** BEGIN **

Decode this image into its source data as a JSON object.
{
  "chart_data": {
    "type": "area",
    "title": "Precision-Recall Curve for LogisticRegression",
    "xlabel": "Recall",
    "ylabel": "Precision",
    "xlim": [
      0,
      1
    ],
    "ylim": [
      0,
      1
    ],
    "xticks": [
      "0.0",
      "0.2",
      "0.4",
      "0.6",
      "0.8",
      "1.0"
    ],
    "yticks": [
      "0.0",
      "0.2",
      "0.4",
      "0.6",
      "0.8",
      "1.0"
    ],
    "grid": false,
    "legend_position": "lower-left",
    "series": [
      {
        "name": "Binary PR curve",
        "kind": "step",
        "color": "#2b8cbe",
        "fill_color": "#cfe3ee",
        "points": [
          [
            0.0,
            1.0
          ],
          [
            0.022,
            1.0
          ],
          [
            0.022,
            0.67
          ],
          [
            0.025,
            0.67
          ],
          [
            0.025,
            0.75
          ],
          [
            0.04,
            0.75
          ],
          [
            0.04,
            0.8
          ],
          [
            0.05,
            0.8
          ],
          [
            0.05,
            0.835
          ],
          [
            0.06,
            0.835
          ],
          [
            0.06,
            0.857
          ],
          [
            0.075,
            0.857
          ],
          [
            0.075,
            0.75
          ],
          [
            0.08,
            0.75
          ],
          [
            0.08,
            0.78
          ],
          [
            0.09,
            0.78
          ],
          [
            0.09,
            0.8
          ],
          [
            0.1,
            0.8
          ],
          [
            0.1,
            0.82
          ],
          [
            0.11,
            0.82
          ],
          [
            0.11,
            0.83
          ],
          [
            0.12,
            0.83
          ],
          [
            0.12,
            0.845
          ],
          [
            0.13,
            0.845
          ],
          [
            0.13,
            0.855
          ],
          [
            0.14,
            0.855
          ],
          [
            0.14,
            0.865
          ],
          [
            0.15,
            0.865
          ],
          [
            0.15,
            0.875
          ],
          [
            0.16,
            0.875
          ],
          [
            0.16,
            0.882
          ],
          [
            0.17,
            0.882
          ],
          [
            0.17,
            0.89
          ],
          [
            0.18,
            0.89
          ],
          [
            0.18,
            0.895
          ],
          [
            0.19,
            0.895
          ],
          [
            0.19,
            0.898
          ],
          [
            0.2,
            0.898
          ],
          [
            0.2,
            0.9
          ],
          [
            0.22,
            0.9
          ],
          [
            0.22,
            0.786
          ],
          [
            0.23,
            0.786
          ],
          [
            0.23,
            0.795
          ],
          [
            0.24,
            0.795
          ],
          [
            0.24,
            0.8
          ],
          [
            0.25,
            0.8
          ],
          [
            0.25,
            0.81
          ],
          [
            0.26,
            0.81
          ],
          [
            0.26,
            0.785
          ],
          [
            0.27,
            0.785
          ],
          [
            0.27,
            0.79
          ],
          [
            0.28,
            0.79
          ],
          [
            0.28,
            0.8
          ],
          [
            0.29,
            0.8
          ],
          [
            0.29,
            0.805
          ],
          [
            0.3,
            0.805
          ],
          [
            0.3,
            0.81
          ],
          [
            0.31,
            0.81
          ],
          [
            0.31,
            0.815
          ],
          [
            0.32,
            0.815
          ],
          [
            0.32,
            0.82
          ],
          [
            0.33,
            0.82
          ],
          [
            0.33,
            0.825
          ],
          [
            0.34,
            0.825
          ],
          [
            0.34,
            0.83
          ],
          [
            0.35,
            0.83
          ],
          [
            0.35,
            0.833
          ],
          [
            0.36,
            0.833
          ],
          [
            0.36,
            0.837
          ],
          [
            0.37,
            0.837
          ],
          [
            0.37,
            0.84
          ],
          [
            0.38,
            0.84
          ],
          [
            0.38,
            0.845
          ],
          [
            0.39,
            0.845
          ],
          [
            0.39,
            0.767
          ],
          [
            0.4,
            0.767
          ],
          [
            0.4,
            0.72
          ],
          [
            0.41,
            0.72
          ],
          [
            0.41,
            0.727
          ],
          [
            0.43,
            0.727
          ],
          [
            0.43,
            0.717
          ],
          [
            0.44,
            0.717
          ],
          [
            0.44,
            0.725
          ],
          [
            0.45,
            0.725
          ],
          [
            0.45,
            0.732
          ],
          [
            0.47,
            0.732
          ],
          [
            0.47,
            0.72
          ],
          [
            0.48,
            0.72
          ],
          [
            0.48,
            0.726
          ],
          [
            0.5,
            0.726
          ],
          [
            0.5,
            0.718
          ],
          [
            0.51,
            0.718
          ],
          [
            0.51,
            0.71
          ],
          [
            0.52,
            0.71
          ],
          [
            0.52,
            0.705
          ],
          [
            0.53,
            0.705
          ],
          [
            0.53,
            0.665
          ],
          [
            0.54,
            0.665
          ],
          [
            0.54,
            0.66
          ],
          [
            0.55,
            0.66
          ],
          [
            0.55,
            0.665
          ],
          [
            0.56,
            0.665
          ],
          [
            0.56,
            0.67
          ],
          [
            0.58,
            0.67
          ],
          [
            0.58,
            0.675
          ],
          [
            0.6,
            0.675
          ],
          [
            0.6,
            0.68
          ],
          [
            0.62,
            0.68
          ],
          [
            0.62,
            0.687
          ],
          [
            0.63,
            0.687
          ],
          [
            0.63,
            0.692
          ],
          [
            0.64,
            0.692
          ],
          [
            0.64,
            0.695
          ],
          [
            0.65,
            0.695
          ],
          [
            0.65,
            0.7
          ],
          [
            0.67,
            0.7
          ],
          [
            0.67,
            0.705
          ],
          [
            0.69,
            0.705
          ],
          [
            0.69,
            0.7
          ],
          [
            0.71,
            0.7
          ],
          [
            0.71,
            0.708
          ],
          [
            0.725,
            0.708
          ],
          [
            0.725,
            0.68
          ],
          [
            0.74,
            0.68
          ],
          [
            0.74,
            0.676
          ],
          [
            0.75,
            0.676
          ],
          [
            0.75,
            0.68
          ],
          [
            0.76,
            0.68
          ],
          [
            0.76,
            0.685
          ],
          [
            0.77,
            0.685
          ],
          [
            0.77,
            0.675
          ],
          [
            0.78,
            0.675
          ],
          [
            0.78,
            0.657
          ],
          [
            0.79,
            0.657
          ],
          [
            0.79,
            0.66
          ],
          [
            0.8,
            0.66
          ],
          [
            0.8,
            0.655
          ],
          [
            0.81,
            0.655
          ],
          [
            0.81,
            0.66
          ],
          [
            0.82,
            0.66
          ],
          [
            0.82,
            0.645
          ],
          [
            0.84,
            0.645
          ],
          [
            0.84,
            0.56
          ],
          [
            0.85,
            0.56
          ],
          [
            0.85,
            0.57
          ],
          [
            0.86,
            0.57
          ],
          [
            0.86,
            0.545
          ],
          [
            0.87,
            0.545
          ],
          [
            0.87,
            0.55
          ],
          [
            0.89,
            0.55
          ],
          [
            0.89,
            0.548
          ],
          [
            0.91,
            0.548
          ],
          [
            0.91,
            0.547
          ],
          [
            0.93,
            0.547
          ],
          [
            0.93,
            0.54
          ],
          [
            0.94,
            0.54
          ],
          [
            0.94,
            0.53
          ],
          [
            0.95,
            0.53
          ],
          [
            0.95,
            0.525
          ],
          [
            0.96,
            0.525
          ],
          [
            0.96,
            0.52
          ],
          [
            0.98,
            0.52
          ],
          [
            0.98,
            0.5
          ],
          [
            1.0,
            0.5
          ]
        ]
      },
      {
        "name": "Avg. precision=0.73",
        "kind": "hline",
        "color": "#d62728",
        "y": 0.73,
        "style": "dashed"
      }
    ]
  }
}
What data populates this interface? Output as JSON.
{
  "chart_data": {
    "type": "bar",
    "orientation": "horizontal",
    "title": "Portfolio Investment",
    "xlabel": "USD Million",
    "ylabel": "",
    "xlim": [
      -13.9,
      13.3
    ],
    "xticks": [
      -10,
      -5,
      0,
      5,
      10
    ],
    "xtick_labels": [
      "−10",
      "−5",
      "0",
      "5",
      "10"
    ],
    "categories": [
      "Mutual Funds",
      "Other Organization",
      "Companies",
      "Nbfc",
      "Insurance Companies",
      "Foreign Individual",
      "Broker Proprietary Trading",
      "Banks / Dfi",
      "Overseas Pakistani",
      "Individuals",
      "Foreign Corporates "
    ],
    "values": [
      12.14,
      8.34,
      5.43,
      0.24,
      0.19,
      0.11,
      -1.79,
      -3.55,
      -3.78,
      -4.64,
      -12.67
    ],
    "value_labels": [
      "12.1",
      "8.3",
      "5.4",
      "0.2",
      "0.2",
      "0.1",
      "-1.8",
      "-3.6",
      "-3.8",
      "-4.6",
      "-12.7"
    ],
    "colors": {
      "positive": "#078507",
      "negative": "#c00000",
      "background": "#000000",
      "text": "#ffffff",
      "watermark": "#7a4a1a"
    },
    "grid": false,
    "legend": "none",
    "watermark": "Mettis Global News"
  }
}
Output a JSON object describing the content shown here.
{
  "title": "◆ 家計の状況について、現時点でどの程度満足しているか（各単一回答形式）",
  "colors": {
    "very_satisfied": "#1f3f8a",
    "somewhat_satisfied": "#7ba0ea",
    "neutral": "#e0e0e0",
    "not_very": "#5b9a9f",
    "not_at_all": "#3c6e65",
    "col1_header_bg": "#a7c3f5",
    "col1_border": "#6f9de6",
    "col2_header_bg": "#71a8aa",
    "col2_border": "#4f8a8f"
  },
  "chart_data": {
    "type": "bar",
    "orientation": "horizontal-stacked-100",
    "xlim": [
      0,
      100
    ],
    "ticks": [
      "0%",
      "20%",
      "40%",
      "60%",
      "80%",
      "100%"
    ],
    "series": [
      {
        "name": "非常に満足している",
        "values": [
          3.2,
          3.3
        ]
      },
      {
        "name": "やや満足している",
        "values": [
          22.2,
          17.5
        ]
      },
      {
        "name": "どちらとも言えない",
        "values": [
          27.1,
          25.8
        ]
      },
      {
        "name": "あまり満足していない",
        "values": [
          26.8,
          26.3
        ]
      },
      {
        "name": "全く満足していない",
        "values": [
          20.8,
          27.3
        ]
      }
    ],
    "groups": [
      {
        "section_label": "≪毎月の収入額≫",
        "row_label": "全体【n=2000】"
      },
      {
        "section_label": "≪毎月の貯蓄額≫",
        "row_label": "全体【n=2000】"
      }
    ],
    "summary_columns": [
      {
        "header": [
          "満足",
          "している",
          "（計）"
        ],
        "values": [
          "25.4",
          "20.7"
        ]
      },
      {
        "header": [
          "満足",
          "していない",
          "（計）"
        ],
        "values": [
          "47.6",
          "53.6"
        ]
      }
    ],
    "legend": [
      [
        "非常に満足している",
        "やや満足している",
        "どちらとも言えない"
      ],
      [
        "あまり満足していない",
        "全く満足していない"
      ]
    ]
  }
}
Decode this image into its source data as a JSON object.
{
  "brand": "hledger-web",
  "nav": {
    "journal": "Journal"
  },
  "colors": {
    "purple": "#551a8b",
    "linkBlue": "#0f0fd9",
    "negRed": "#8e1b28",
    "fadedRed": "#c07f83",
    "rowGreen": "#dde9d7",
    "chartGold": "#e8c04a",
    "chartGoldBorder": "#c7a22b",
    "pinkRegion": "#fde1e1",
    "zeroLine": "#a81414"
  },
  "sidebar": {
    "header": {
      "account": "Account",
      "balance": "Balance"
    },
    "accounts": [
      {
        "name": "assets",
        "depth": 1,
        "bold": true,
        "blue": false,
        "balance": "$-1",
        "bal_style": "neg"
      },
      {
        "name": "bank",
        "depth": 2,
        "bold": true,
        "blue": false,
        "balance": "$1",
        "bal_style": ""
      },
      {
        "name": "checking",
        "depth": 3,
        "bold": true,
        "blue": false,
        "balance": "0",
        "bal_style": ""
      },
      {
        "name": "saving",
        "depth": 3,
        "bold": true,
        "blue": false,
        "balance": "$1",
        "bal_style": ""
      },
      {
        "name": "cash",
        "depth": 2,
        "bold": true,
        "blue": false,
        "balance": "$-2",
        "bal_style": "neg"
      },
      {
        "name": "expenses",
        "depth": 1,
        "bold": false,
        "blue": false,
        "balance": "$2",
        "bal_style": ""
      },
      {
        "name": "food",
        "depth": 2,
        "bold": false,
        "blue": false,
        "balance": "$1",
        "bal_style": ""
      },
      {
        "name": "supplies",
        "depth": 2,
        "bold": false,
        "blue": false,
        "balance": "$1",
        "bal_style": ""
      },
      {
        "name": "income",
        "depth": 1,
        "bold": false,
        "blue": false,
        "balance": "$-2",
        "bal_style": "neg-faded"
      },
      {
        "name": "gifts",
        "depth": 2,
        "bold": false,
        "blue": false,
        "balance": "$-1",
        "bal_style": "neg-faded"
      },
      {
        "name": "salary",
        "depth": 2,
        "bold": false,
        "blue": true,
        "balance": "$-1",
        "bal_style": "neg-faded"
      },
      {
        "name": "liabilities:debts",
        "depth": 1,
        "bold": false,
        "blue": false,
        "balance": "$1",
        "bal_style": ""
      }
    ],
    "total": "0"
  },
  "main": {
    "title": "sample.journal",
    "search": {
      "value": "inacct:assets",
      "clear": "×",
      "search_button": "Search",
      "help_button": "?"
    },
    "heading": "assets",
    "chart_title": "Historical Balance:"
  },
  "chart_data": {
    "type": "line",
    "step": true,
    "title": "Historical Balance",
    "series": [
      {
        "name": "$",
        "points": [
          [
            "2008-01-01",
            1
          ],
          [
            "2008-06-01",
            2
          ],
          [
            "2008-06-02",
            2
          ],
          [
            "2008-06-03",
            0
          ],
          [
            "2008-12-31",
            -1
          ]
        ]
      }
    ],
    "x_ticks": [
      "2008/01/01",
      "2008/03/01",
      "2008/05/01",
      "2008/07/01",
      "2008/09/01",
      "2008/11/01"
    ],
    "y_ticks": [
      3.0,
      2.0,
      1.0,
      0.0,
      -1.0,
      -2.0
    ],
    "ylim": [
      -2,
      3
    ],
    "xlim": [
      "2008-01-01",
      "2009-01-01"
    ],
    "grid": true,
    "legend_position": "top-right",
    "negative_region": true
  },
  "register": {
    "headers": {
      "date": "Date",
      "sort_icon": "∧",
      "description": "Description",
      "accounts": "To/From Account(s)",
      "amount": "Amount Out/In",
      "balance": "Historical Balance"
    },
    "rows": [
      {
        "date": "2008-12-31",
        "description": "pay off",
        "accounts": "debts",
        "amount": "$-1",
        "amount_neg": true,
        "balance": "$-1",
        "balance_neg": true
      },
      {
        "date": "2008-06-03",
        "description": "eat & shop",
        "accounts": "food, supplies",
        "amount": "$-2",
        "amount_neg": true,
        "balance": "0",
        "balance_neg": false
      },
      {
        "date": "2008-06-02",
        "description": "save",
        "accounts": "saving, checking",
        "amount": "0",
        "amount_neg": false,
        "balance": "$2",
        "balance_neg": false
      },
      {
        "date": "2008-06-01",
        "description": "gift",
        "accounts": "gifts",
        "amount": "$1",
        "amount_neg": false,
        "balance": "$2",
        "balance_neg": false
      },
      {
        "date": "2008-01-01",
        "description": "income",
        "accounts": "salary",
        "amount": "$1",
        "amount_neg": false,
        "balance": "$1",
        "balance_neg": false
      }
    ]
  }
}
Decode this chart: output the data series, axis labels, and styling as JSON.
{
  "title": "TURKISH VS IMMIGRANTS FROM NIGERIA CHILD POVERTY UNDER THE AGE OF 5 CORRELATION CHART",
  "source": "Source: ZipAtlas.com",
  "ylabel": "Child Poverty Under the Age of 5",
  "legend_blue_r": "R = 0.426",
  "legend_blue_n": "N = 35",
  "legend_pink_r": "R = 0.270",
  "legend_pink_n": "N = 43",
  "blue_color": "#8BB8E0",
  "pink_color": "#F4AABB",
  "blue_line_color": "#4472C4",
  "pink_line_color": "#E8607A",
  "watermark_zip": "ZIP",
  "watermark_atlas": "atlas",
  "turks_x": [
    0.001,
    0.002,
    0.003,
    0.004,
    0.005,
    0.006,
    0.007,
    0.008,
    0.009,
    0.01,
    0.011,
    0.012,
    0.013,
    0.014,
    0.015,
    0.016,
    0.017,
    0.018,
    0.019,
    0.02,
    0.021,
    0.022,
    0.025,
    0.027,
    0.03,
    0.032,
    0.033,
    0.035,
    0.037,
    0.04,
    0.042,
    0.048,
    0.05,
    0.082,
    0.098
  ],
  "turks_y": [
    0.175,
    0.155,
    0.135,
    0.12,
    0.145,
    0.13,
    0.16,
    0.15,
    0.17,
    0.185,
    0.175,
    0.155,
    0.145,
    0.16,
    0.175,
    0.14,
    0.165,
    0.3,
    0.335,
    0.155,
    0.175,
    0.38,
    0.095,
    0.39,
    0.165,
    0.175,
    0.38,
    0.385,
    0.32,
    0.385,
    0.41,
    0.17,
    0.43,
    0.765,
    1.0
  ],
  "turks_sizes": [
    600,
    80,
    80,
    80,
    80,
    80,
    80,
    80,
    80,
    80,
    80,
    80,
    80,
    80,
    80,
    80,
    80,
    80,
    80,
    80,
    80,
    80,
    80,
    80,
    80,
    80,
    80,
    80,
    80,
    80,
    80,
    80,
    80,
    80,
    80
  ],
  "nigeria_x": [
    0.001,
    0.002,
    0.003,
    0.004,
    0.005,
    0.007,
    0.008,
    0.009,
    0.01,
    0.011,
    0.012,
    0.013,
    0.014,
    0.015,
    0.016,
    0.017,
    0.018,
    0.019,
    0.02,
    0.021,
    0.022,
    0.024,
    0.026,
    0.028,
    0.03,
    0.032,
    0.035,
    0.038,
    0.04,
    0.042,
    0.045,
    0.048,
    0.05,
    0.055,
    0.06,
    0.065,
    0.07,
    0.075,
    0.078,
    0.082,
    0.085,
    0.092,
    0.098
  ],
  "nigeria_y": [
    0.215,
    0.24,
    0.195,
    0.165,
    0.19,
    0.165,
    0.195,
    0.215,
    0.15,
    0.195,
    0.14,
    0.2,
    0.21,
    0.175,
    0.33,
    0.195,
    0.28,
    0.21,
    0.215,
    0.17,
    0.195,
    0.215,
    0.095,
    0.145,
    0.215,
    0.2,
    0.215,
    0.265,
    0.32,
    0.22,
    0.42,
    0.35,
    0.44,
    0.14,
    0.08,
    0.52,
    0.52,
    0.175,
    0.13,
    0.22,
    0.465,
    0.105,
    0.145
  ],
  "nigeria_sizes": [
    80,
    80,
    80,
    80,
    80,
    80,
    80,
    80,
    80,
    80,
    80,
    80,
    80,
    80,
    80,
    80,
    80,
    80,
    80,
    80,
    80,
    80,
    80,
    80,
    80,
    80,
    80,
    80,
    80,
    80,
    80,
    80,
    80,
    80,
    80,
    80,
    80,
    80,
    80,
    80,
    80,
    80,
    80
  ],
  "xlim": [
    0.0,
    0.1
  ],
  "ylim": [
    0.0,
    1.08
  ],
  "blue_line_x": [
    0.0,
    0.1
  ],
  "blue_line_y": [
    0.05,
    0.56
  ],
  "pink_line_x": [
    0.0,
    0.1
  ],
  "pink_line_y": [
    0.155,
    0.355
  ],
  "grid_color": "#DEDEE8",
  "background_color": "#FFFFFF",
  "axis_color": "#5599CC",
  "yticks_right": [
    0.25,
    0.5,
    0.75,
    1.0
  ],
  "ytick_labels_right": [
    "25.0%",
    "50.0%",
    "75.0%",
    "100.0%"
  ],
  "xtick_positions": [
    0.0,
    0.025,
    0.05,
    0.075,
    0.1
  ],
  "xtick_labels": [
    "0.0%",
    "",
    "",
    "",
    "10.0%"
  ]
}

** END **

In the records, locate each line holding the string "JSON" and copy it.

Decode this image into its source data as a JSON object.
What data populates this interface? Output as JSON.
Output a JSON object describing the content shown here.
Decode this image into its source data as a JSON object.
Decode this chart: output the data series, axis labels, and styling as JSON.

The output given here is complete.